» Problem details
Exactly reproduce the lines that follow.

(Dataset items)
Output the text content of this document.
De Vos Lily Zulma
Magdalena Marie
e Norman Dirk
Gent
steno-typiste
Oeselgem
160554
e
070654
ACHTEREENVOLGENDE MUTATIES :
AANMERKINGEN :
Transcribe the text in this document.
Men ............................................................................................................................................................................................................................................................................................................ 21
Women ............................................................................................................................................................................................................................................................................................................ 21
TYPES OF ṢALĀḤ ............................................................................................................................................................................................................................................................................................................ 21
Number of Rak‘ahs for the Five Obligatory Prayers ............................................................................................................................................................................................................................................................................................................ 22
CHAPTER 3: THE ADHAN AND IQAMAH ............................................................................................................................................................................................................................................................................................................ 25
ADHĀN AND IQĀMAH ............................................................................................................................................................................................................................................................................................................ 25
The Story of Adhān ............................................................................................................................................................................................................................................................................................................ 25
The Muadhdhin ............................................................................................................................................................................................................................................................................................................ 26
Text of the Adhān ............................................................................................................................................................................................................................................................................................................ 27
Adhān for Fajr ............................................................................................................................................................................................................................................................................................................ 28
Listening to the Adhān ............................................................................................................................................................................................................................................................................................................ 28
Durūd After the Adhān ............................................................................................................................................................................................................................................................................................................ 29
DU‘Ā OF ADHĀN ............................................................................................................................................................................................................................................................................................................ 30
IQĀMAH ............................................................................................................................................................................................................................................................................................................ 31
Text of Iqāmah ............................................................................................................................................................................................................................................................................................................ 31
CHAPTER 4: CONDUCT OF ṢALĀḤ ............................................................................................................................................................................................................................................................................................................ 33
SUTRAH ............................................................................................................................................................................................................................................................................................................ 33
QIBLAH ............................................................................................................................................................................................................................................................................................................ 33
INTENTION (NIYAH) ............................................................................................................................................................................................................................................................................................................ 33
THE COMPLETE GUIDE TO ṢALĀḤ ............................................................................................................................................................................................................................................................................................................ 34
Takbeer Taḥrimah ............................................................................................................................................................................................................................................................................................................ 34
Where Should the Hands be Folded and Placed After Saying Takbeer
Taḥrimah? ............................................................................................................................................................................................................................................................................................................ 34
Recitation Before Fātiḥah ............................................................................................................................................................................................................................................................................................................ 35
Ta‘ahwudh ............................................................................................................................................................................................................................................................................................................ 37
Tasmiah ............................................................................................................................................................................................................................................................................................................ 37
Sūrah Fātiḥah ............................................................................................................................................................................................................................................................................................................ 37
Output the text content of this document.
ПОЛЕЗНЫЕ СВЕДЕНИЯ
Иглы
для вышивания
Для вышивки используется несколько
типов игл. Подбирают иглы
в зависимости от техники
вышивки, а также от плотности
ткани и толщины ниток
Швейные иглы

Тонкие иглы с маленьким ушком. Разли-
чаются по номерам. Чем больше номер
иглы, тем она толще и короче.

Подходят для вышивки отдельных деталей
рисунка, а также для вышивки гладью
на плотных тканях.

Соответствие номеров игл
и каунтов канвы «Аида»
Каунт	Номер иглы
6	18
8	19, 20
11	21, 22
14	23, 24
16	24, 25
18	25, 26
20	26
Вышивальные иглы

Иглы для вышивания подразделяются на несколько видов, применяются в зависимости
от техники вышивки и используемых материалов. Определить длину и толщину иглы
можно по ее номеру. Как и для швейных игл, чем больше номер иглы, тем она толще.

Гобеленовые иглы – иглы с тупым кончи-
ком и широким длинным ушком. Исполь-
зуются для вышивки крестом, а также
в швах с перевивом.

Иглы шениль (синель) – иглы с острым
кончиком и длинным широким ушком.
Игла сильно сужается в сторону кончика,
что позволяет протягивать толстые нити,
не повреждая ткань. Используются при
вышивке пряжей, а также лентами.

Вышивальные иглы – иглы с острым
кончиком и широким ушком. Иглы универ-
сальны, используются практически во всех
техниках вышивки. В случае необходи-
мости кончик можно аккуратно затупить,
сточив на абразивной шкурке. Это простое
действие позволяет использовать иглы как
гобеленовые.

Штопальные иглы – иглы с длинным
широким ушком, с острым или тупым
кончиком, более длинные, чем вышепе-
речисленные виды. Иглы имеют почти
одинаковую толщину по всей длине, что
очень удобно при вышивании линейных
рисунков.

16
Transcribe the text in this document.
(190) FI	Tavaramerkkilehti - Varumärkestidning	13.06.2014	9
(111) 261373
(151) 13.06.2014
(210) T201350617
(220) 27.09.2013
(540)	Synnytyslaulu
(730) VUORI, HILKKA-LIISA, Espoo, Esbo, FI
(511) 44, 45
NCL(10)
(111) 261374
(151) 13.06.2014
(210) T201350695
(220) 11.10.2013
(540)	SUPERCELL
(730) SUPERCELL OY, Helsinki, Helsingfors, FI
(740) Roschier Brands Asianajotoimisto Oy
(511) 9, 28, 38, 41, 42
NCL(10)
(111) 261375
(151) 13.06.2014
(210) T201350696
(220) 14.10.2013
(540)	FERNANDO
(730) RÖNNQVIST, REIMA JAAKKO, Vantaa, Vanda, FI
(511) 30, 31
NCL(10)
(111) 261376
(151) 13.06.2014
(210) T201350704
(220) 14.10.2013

» Exercise result
Output the text content of this document.
De Vos Lily Zulma
Magdalena Marie
e Norman Dirk
Gent
steno-typiste
Oeselgem
160554
e
070654
ACHTEREENVOLGENDE MUTATIES :
AANMERKINGEN :
Transcribe the text in this document.
Men ............................................................................................................................................................................................................................................................................................................ 21
Women ............................................................................................................................................................................................................................................................................................................ 21
TYPES OF ṢALĀḤ ............................................................................................................................................................................................................................................................................................................ 21
Number of Rak‘ahs for the Five Obligatory Prayers ............................................................................................................................................................................................................................................................................................................ 22
CHAPTER 3: THE ADHAN AND IQAMAH ............................................................................................................................................................................................................................................................................................................ 25
ADHĀN AND IQĀMAH ............................................................................................................................................................................................................................................................................................................ 25
The Story of Adhān ............................................................................................................................................................................................................................................................................................................ 25
The Muadhdhin ............................................................................................................................................................................................................................................................................................................ 26
Text of the Adhān ............................................................................................................................................................................................................................................................................................................ 27
Adhān for Fajr ............................................................................................................................................................................................................................................................................................................ 28
Listening to the Adhān ............................................................................................................................................................................................................................................................................................................ 28
Durūd After the Adhān ............................................................................................................................................................................................................................................................................................................ 29
DU‘Ā OF ADHĀN ............................................................................................................................................................................................................................................................................................................ 30
IQĀMAH ............................................................................................................................................................................................................................................................................................................ 31
Text of Iqāmah ............................................................................................................................................................................................................................................................................................................ 31
CHAPTER 4: CONDUCT OF ṢALĀḤ ............................................................................................................................................................................................................................................................................................................ 33
SUTRAH ............................................................................................................................................................................................................................................................................................................ 33
QIBLAH ............................................................................................................................................................................................................................................................................................................ 33
INTENTION (NIYAH) ............................................................................................................................................................................................................................................................................................................ 33
THE COMPLETE GUIDE TO ṢALĀḤ ............................................................................................................................................................................................................................................................................................................ 34
Takbeer Taḥrimah ............................................................................................................................................................................................................................................................................................................ 34
Where Should the Hands be Folded and Placed After Saying Takbeer
Taḥrimah? ............................................................................................................................................................................................................................................................................................................ 34
Recitation Before Fātiḥah ............................................................................................................................................................................................................................................................................................................ 35
Ta‘ahwudh ............................................................................................................................................................................................................................................................................................................ 37
Tasmiah ............................................................................................................................................................................................................................................................................................................ 37
Sūrah Fātiḥah ............................................................................................................................................................................................................................................................................................................ 37
Output the text content of this document.
ПОЛЕЗНЫЕ СВЕДЕНИЯ
Иглы
для вышивания
Для вышивки используется несколько
типов игл. Подбирают иглы
в зависимости от техники
вышивки, а также от плотности
ткани и толщины ниток
Швейные иглы

Тонкие иглы с маленьким ушком. Разли-
чаются по номерам. Чем больше номер
иглы, тем она толще и короче.

Подходят для вышивки отдельных деталей
рисунка, а также для вышивки гладью
на плотных тканях.

Соответствие номеров игл
и каунтов канвы «Аида»
Каунт	Номер иглы
6	18
8	19, 20
11	21, 22
14	23, 24
16	24, 25
18	25, 26
20	26
Вышивальные иглы

Иглы для вышивания подразделяются на несколько видов, применяются в зависимости
от техники вышивки и используемых материалов. Определить длину и толщину иглы
можно по ее номеру. Как и для швейных игл, чем больше номер иглы, тем она толще.

Гобеленовые иглы – иглы с тупым кончи-
ком и широким длинным ушком. Исполь-
зуются для вышивки крестом, а также
в швах с перевивом.

Иглы шениль (синель) – иглы с острым
кончиком и длинным широким ушком.
Игла сильно сужается в сторону кончика,
что позволяет протягивать толстые нити,
не повреждая ткань. Используются при
вышивке пряжей, а также лентами.

Вышивальные иглы – иглы с острым
кончиком и широким ушком. Иглы универ-
сальны, используются практически во всех
техниках вышивки. В случае необходи-
мости кончик можно аккуратно затупить,
сточив на абразивной шкурке. Это простое
действие позволяет использовать иглы как
гобеленовые.

Штопальные иглы – иглы с длинным
широким ушком, с острым или тупым
кончиком, более длинные, чем вышепе-
речисленные виды. Иглы имеют почти
одинаковую толщину по всей длине, что
очень удобно при вышивании линейных
рисунков.

16
Transcribe the text in this document.
(190) FI	Tavaramerkkilehti - Varumärkestidning	13.06.2014	9
(111) 261373
(151) 13.06.2014
(210) T201350617
(220) 27.09.2013
(540)	Synnytyslaulu
(730) VUORI, HILKKA-LIISA, Espoo, Esbo, FI
(511) 44, 45
NCL(10)
(111) 261374
(151) 13.06.2014
(210) T201350695
(220) 11.10.2013
(540)	SUPERCELL
(730) SUPERCELL OY, Helsinki, Helsingfors, FI
(740) Roschier Brands Asianajotoimisto Oy
(511) 9, 28, 38, 41, 42
NCL(10)
(111) 261375
(151) 13.06.2014
(210) T201350696
(220) 14.10.2013
(540)	FERNANDO
(730) RÖNNQVIST, REIMA JAAKKO, Vantaa, Vanda, FI
(511) 30, 31
NCL(10)
(111) 261376
(151) 13.06.2014
(210) T201350704
(220) 14.10.2013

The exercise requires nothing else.